__What to produce__.
Write out the entire listing below exactly, with the pictures left out.

----- Records for the task -----

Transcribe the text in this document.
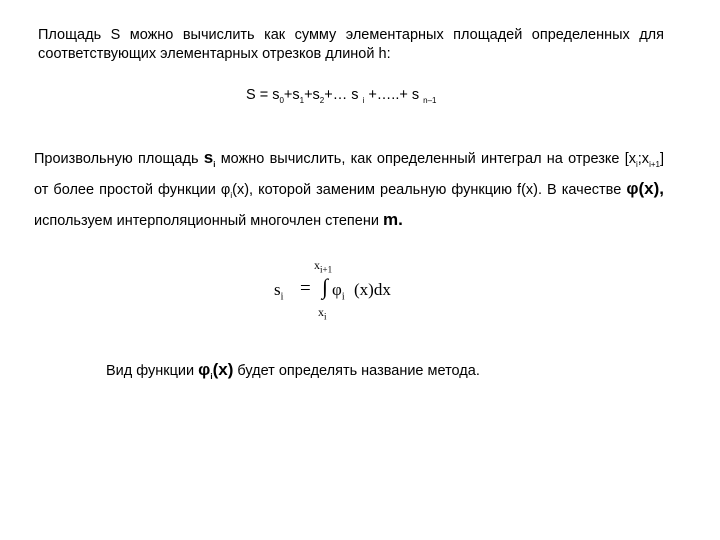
Площадь S можно вычислить как сумму элементарных площадей определенных для соответствующих элементарных отрезков длиной h:
$S = s_0+s_1+s_2+\dots$ s $_i$ +…..+ s $_{n-1}$
Произвольную площадь $s_i$ можно вычислить, как определенный интеграл на отрезке $[x_i;x_{i+1}]$ от более простой функции $\varphi_i(x)$, которой заменим реальную функцию f(x). В качестве φ(x), используем интерполяционный многочлен степени m.
$x_{i+1}$
$s_i$ = ∫ $\varphi_i$ (x)dx
$x_i$
Вид функции $\varphi_i(x)$ будет определять название метода.
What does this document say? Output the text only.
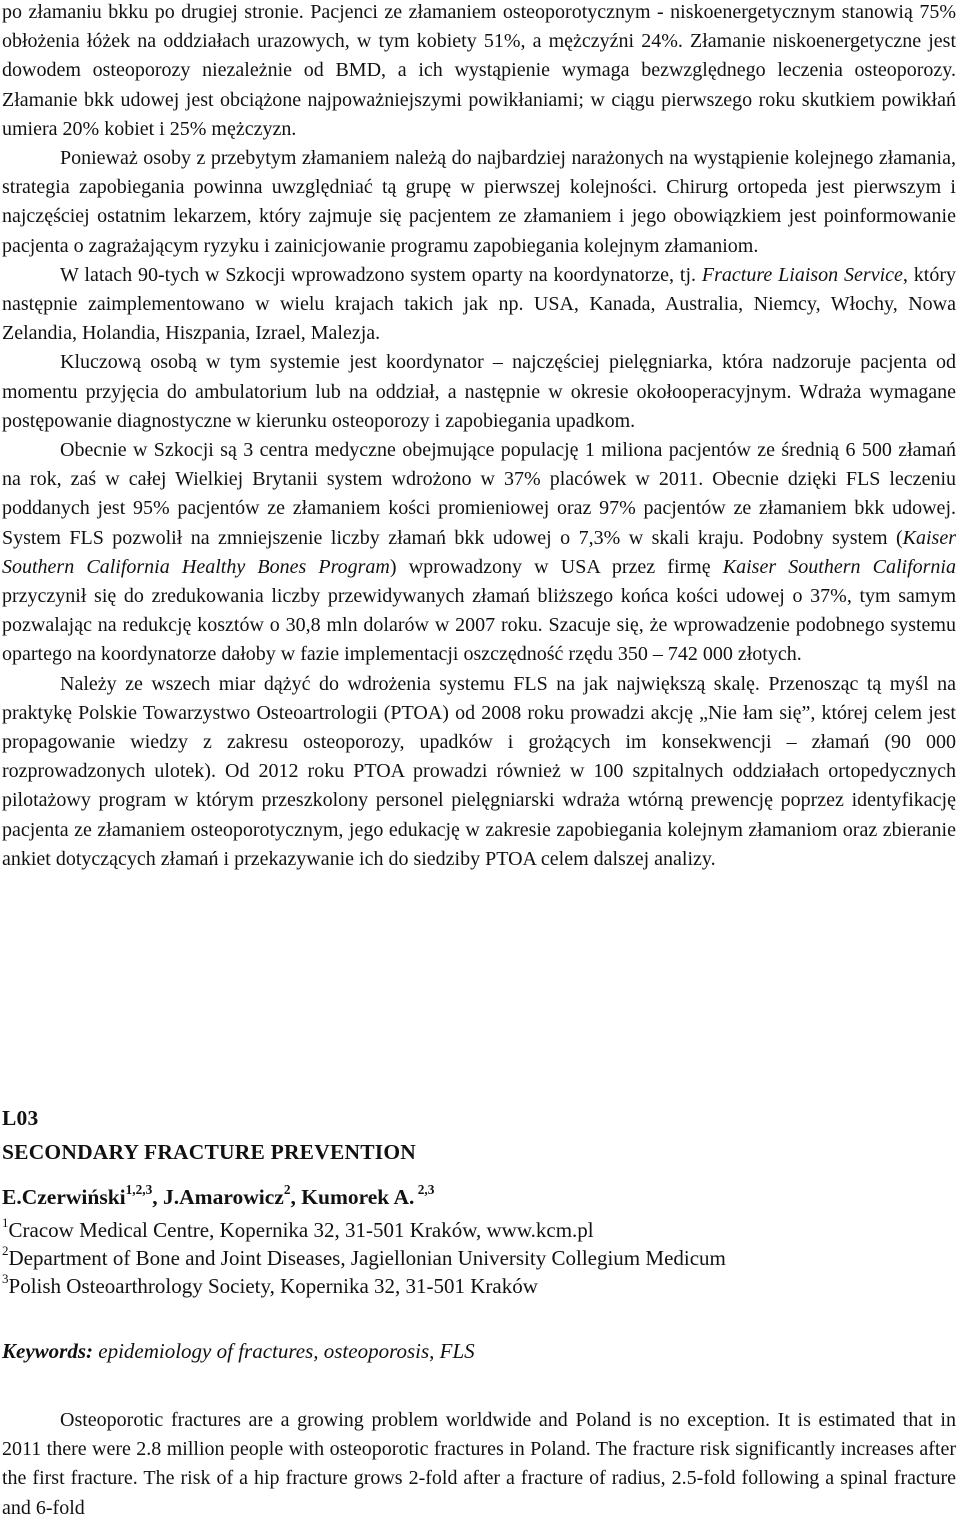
po złamaniu bkku po drugiej stronie. Pacjenci ze złamaniem osteoporotycznym - niskoenergetycznym stanowią 75% obłożenia łóżek na oddziałach urazowych, w tym kobiety 51%, a mężczyźni 24%. Złamanie niskoenergetyczne jest dowodem osteoporozy niezależnie od BMD, a ich wystąpienie wymaga bezwzględnego leczenia osteoporozy. Złamanie bkk udowej jest obciążone najpoważniejszymi powikłaniami; w ciągu pierwszego roku skutkiem powikłań umiera 20% kobiet i 25% mężczyzn.

Ponieważ osoby z przebytym złamaniem należą do najbardziej narażonych na wystąpienie kolejnego złamania, strategia zapobiegania powinna uwzględniać tą grupę w pierwszej kolejności. Chirurg ortopeda jest pierwszym i najczęściej ostatnim lekarzem, który zajmuje się pacjentem ze złamaniem i jego obowiązkiem jest poinformowanie pacjenta o zagrażającym ryzyku i zainicjowanie programu zapobiegania kolejnym złamaniom.

W latach 90-tych w Szkocji wprowadzono system oparty na koordynatorze, tj. Fracture Liaison Service, który następnie zaimplementowano w wielu krajach takich jak np. USA, Kanada, Australia, Niemcy, Włochy, Nowa Zelandia, Holandia, Hiszpania, Izrael, Malezja.

Kluczową osobą w tym systemie jest koordynator – najczęściej pielęgniarka, która nadzoruje pacjenta od momentu przyjęcia do ambulatorium lub na oddział, a następnie w okresie okołooperacyjnym. Wdraża wymagane postępowanie diagnostyczne w kierunku osteoporozy i zapobiegania upadkom.

Obecnie w Szkocji są 3 centra medyczne obejmujące populację 1 miliona pacjentów ze średnią 6 500 złamań na rok, zaś w całej Wielkiej Brytanii system wdrożono w 37% placówek w 2011. Obecnie dzięki FLS leczeniu poddanych jest 95% pacjentów ze złamaniem kości promieniowej oraz 97% pacjentów ze złamaniem bkk udowej. System FLS pozwolił na zmniejszenie liczby złamań bkk udowej o 7,3% w skali kraju. Podobny system (Kaiser Southern California Healthy Bones Program) wprowadzony w USA przez firmę Kaiser Southern California przyczynił się do zredukowania liczby przewidywanych złamań bliższego końca kości udowej o 37%, tym samym pozwalając na redukcję kosztów o 30,8 mln dolarów w 2007 roku. Szacuje się, że wprowadzenie podobnego systemu opartego na koordynatorze dałoby w fazie implementacji oszczędność rzędu 350 – 742 000 złotych.

Należy ze wszech miar dążyć do wdrożenia systemu FLS na jak największą skalę. Przenosząc tą myśl na praktykę Polskie Towarzystwo Osteoartrologii (PTOA) od 2008 roku prowadzi akcję „Nie łam się”, której celem jest propagowanie wiedzy z zakresu osteoporozy, upadków i grożących im konsekwencji – złamań (90 000 rozprowadzonych ulotek). Od 2012 roku PTOA prowadzi również w 100 szpitalnych oddziałach ortopedycznych pilotażowy program w którym przeszkolony personel pielęgniarski wdraża wtórną prewencję poprzez identyfikację pacjenta ze złamaniem osteoporotycznym, jego edukację w zakresie zapobiegania kolejnym złamaniom oraz zbieranie ankiet dotyczących złamań i przekazywanie ich do siedziby PTOA celem dalszej analizy.

L03

SECONDARY FRACTURE PREVENTION

E.Czerwiński$^{1,2,3}$, J.Amarowicz$^2$, Kumorek A. $^{2,3}$

$^1$Cracow Medical Centre, Kopernika 32, 31-501 Kraków, www.kcm.pl

$^2$Department of Bone and Joint Diseases, Jagiellonian University Collegium Medicum

$^3$Polish Osteoarthrology Society, Kopernika 32, 31-501 Kraków

Keywords: epidemiology of fractures, osteoporosis, FLS

Osteoporotic fractures are a growing problem worldwide and Poland is no exception. It is estimated that in 2011 there were 2.8 million people with osteoporotic fractures in Poland. The fracture risk significantly increases after the first fracture. The risk of a hip fracture grows 2-fold after a fracture of radius, 2.5-fold following a spinal fracture and 6-fold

-----

__Output of the exercise__.
Transcribe the text in this document.
Площадь S можно вычислить как сумму элементарных площадей определенных для соответствующих элементарных отрезков длиной h:
$S = s_0+s_1+s_2+\dots$ s $_i$ +…..+ s $_{n-1}$
Произвольную площадь $s_i$ можно вычислить, как определенный интеграл на отрезке $[x_i;x_{i+1}]$ от более простой функции $\varphi_i(x)$, которой заменим реальную функцию f(x). В качестве φ(x), используем интерполяционный многочлен степени m.
$x_{i+1}$
$s_i$ = ∫ $\varphi_i$ (x)dx
$x_i$
Вид функции $\varphi_i(x)$ будет определять название метода.
What does this document say? Output the text only.
po złamaniu bkku po drugiej stronie. Pacjenci ze złamaniem osteoporotycznym - niskoenergetycznym stanowią 75% obłożenia łóżek na oddziałach urazowych, w tym kobiety 51%, a mężczyźni 24%. Złamanie niskoenergetyczne jest dowodem osteoporozy niezależnie od BMD, a ich wystąpienie wymaga bezwzględnego leczenia osteoporozy. Złamanie bkk udowej jest obciążone najpoważniejszymi powikłaniami; w ciągu pierwszego roku skutkiem powikłań umiera 20% kobiet i 25% mężczyzn.

Ponieważ osoby z przebytym złamaniem należą do najbardziej narażonych na wystąpienie kolejnego złamania, strategia zapobiegania powinna uwzględniać tą grupę w pierwszej kolejności. Chirurg ortopeda jest pierwszym i najczęściej ostatnim lekarzem, który zajmuje się pacjentem ze złamaniem i jego obowiązkiem jest poinformowanie pacjenta o zagrażającym ryzyku i zainicjowanie programu zapobiegania kolejnym złamaniom.

W latach 90-tych w Szkocji wprowadzono system oparty na koordynatorze, tj. Fracture Liaison Service, który następnie zaimplementowano w wielu krajach takich jak np. USA, Kanada, Australia, Niemcy, Włochy, Nowa Zelandia, Holandia, Hiszpania, Izrael, Malezja.

Kluczową osobą w tym systemie jest koordynator – najczęściej pielęgniarka, która nadzoruje pacjenta od momentu przyjęcia do ambulatorium lub na oddział, a następnie w okresie okołooperacyjnym. Wdraża wymagane postępowanie diagnostyczne w kierunku osteoporozy i zapobiegania upadkom.

Obecnie w Szkocji są 3 centra medyczne obejmujące populację 1 miliona pacjentów ze średnią 6 500 złamań na rok, zaś w całej Wielkiej Brytanii system wdrożono w 37% placówek w 2011. Obecnie dzięki FLS leczeniu poddanych jest 95% pacjentów ze złamaniem kości promieniowej oraz 97% pacjentów ze złamaniem bkk udowej. System FLS pozwolił na zmniejszenie liczby złamań bkk udowej o 7,3% w skali kraju. Podobny system (Kaiser Southern California Healthy Bones Program) wprowadzony w USA przez firmę Kaiser Southern California przyczynił się do zredukowania liczby przewidywanych złamań bliższego końca kości udowej o 37%, tym samym pozwalając na redukcję kosztów o 30,8 mln dolarów w 2007 roku. Szacuje się, że wprowadzenie podobnego systemu opartego na koordynatorze dałoby w fazie implementacji oszczędność rzędu 350 – 742 000 złotych.

Należy ze wszech miar dążyć do wdrożenia systemu FLS na jak największą skalę. Przenosząc tą myśl na praktykę Polskie Towarzystwo Osteoartrologii (PTOA) od 2008 roku prowadzi akcję „Nie łam się”, której celem jest propagowanie wiedzy z zakresu osteoporozy, upadków i grożących im konsekwencji – złamań (90 000 rozprowadzonych ulotek). Od 2012 roku PTOA prowadzi również w 100 szpitalnych oddziałach ortopedycznych pilotażowy program w którym przeszkolony personel pielęgniarski wdraża wtórną prewencję poprzez identyfikację pacjenta ze złamaniem osteoporotycznym, jego edukację w zakresie zapobiegania kolejnym złamaniom oraz zbieranie ankiet dotyczących złamań i przekazywanie ich do siedziby PTOA celem dalszej analizy.

L03

SECONDARY FRACTURE PREVENTION

E.Czerwiński$^{1,2,3}$, J.Amarowicz$^2$, Kumorek A. $^{2,3}$

$^1$Cracow Medical Centre, Kopernika 32, 31-501 Kraków, www.kcm.pl

$^2$Department of Bone and Joint Diseases, Jagiellonian University Collegium Medicum

$^3$Polish Osteoarthrology Society, Kopernika 32, 31-501 Kraków

Keywords: epidemiology of fractures, osteoporosis, FLS

Osteoporotic fractures are a growing problem worldwide and Poland is no exception. It is estimated that in 2011 there were 2.8 million people with osteoporotic fractures in Poland. The fracture risk significantly increases after the first fracture. The risk of a hip fracture grows 2-fold after a fracture of radius, 2.5-fold following a spinal fracture and 6-fold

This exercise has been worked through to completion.